Set each record down exactly, excluding all images.

*Dataset content*.

....

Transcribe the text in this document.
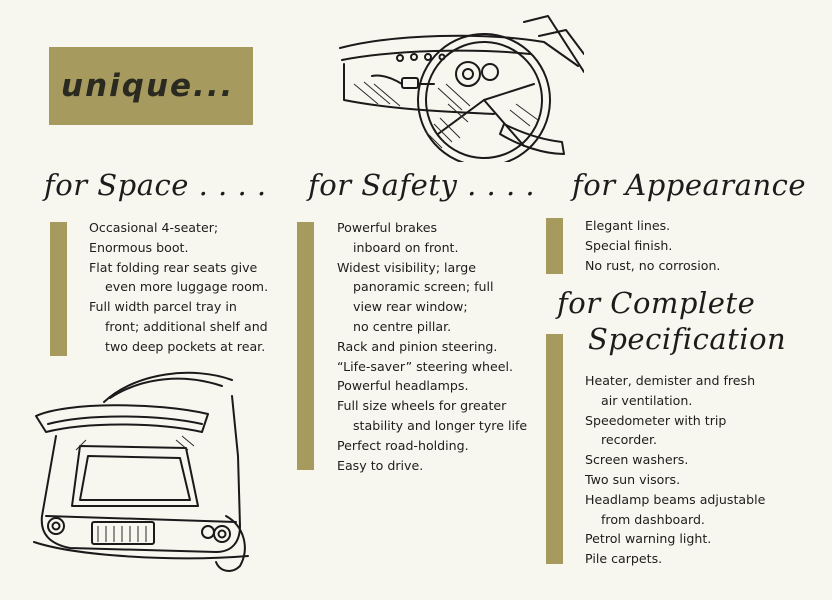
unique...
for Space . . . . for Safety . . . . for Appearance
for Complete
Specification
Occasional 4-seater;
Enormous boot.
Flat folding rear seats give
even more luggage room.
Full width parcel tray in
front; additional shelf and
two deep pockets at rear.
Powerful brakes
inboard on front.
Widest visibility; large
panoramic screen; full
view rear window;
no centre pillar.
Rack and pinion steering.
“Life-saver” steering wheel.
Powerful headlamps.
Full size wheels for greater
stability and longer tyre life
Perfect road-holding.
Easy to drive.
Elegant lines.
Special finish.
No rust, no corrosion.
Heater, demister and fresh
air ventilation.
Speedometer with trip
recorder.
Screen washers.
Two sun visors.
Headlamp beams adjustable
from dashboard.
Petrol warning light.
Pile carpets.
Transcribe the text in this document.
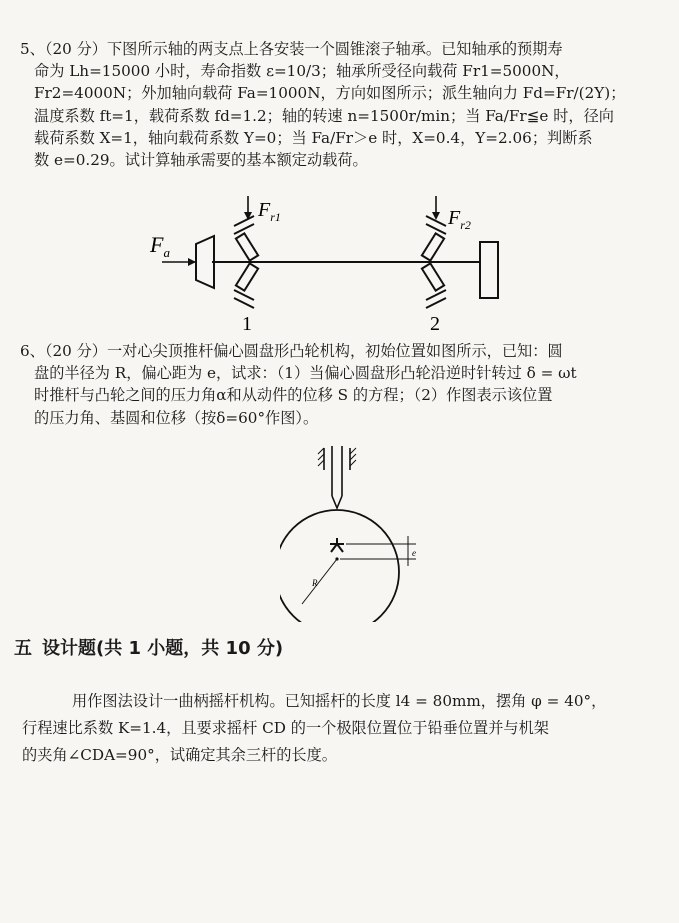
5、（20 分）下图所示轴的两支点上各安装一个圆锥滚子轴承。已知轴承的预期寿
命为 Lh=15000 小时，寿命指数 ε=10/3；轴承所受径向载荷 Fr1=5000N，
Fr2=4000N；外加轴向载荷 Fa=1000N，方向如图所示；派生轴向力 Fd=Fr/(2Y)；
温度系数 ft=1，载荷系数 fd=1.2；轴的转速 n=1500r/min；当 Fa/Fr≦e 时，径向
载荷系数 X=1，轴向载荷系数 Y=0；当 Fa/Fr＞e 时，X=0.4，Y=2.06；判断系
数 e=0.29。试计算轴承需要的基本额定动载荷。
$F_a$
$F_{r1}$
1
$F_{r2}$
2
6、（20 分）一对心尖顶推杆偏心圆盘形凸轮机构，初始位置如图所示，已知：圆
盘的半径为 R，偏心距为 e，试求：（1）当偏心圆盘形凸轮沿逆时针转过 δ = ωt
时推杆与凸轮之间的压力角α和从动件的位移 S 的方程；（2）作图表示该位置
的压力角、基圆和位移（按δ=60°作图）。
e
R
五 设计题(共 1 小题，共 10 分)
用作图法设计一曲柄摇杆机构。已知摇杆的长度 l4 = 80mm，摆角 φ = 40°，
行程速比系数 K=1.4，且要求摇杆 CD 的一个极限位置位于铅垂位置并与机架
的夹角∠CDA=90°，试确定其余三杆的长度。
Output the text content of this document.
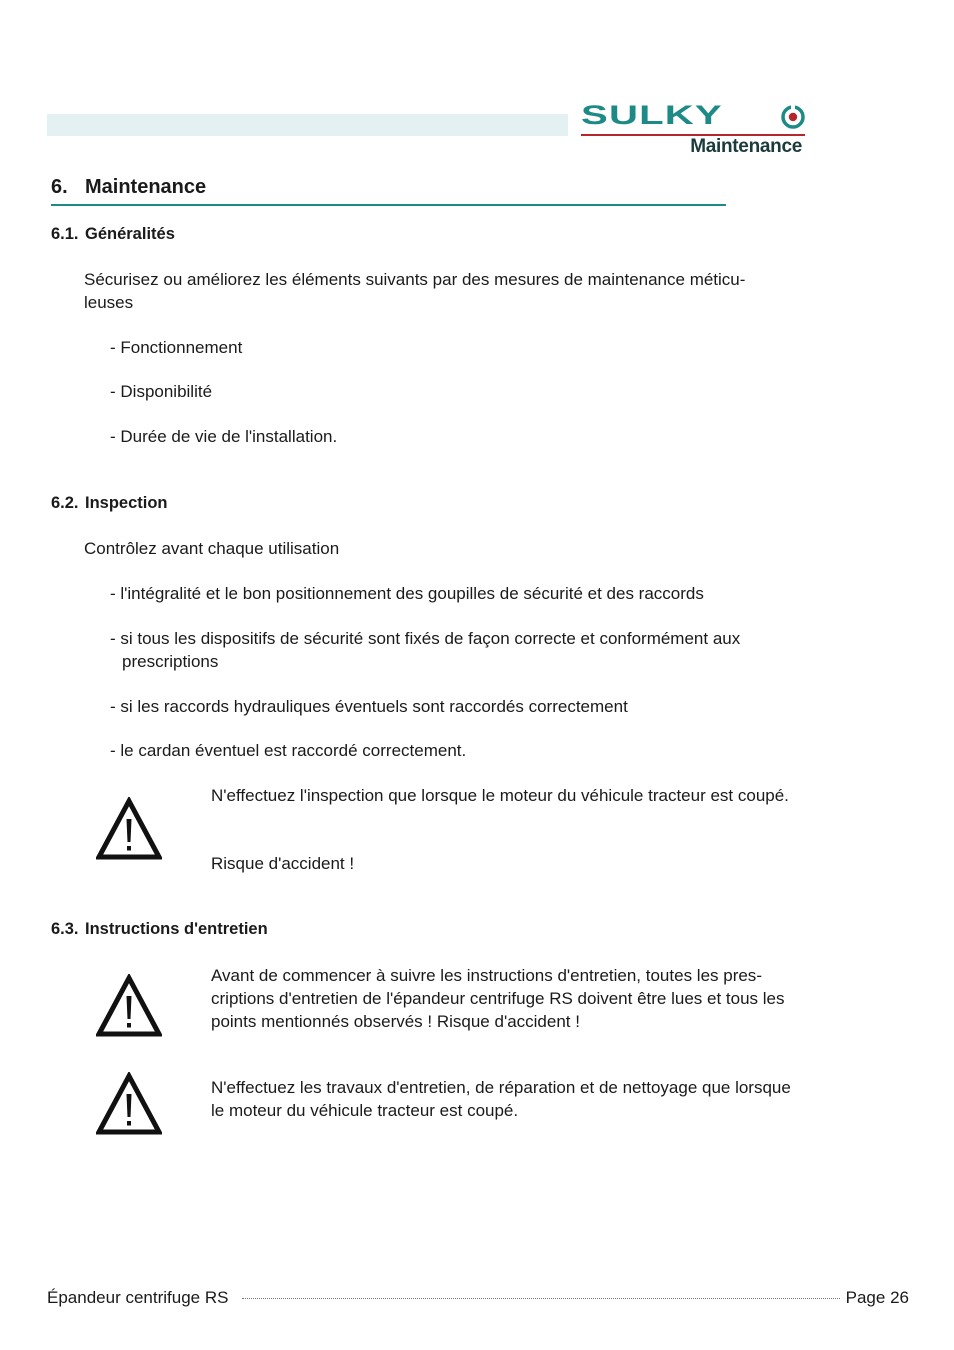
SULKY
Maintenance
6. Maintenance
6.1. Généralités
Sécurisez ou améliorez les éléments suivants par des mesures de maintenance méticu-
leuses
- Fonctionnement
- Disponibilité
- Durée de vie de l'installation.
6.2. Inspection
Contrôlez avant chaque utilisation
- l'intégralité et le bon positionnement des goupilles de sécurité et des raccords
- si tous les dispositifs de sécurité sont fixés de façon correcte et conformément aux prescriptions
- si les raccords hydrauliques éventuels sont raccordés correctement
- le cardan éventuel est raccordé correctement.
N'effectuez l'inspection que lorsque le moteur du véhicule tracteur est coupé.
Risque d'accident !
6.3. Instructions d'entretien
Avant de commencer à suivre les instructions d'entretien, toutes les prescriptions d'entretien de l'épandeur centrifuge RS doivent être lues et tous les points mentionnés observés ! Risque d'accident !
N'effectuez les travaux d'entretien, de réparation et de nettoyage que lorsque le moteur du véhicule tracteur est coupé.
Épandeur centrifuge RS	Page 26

....

*The completed task*.
Transcribe the text in this document.
unique...
for Space . . . . for Safety . . . . for Appearance
for Complete
Specification
Occasional 4-seater;
Enormous boot.
Flat folding rear seats give
even more luggage room.
Full width parcel tray in
front; additional shelf and
two deep pockets at rear.
Powerful brakes
inboard on front.
Widest visibility; large
panoramic screen; full
view rear window;
no centre pillar.
Rack and pinion steering.
“Life-saver” steering wheel.
Powerful headlamps.
Full size wheels for greater
stability and longer tyre life
Perfect road-holding.
Easy to drive.
Elegant lines.
Special finish.
No rust, no corrosion.
Heater, demister and fresh
air ventilation.
Speedometer with trip
recorder.
Screen washers.
Two sun visors.
Headlamp beams adjustable
from dashboard.
Petrol warning light.
Pile carpets.
Transcribe the text in this document.
5、（20 分）下图所示轴的两支点上各安装一个圆锥滚子轴承。已知轴承的预期寿
命为 Lh=15000 小时，寿命指数 ε=10/3；轴承所受径向载荷 Fr1=5000N，
Fr2=4000N；外加轴向载荷 Fa=1000N，方向如图所示；派生轴向力 Fd=Fr/(2Y)；
温度系数 ft=1，载荷系数 fd=1.2；轴的转速 n=1500r/min；当 Fa/Fr≦e 时，径向
载荷系数 X=1，轴向载荷系数 Y=0；当 Fa/Fr＞e 时，X=0.4，Y=2.06；判断系
数 e=0.29。试计算轴承需要的基本额定动载荷。
$F_a$
$F_{r1}$
1
$F_{r2}$
2
6、（20 分）一对心尖顶推杆偏心圆盘形凸轮机构，初始位置如图所示，已知：圆
盘的半径为 R，偏心距为 e，试求：（1）当偏心圆盘形凸轮沿逆时针转过 δ = ωt
时推杆与凸轮之间的压力角α和从动件的位移 S 的方程；（2）作图表示该位置
的压力角、基圆和位移（按δ=60°作图）。
e
R
五 设计题(共 1 小题，共 10 分)
用作图法设计一曲柄摇杆机构。已知摇杆的长度 l4 = 80mm，摆角 φ = 40°，
行程速比系数 K=1.4，且要求摇杆 CD 的一个极限位置位于铅垂位置并与机架
的夹角∠CDA=90°，试确定其余三杆的长度。
Output the text content of this document.
SULKY
Maintenance
6. Maintenance
6.1. Généralités
Sécurisez ou améliorez les éléments suivants par des mesures de maintenance méticu-
leuses
- Fonctionnement
- Disponibilité
- Durée de vie de l'installation.
6.2. Inspection
Contrôlez avant chaque utilisation
- l'intégralité et le bon positionnement des goupilles de sécurité et des raccords
- si tous les dispositifs de sécurité sont fixés de façon correcte et conformément aux prescriptions
- si les raccords hydrauliques éventuels sont raccordés correctement
- le cardan éventuel est raccordé correctement.
N'effectuez l'inspection que lorsque le moteur du véhicule tracteur est coupé.
Risque d'accident !
6.3. Instructions d'entretien
Avant de commencer à suivre les instructions d'entretien, toutes les prescriptions d'entretien de l'épandeur centrifuge RS doivent être lues et tous les points mentionnés observés ! Risque d'accident !
N'effectuez les travaux d'entretien, de réparation et de nettoyage que lorsque le moteur du véhicule tracteur est coupé.
Épandeur centrifuge RS	Page 26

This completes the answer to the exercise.